--- BEGIN ---

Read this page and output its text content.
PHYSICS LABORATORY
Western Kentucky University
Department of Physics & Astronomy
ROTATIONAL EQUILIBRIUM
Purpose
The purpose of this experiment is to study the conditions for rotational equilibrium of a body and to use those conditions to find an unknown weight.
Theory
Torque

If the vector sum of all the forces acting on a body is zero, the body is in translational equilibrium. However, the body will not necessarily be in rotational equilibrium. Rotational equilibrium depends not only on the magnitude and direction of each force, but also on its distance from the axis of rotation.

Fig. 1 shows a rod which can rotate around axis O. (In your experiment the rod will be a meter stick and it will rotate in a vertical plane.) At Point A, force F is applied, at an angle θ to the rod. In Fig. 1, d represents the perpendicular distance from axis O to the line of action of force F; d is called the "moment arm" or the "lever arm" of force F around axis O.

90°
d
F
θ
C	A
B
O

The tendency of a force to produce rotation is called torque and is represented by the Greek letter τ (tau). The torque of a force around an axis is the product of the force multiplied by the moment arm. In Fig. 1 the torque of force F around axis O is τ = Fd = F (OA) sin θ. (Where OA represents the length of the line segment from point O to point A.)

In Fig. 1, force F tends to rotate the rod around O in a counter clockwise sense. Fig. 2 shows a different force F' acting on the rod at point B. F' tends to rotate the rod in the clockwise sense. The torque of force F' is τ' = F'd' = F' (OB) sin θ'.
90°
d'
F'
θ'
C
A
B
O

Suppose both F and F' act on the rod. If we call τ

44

--- END ---

WHAT IS EXPECTED>
Print the records once more, exactly as they were given.

ANSWER TO THE EXERCISE>
Read this page and output its text content.
PHYSICS LABORATORY
Western Kentucky University
Department of Physics & Astronomy
ROTATIONAL EQUILIBRIUM
Purpose
The purpose of this experiment is to study the conditions for rotational equilibrium of a body and to use those conditions to find an unknown weight.
Theory
Torque

If the vector sum of all the forces acting on a body is zero, the body is in translational equilibrium. However, the body will not necessarily be in rotational equilibrium. Rotational equilibrium depends not only on the magnitude and direction of each force, but also on its distance from the axis of rotation.

Fig. 1 shows a rod which can rotate around axis O. (In your experiment the rod will be a meter stick and it will rotate in a vertical plane.) At Point A, force F is applied, at an angle θ to the rod. In Fig. 1, d represents the perpendicular distance from axis O to the line of action of force F; d is called the "moment arm" or the "lever arm" of force F around axis O.

90°
d
F
θ
C	A
B
O

The tendency of a force to produce rotation is called torque and is represented by the Greek letter τ (tau). The torque of a force around an axis is the product of the force multiplied by the moment arm. In Fig. 1 the torque of force F around axis O is τ = Fd = F (OA) sin θ. (Where OA represents the length of the line segment from point O to point A.)

In Fig. 1, force F tends to rotate the rod around O in a counter clockwise sense. Fig. 2 shows a different force F' acting on the rod at point B. F' tends to rotate the rod in the clockwise sense. The torque of force F' is τ' = F'd' = F' (OB) sin θ'.
90°
d'
F'
θ'
C
A
B
O

Suppose both F and F' act on the rod. If we call τ

44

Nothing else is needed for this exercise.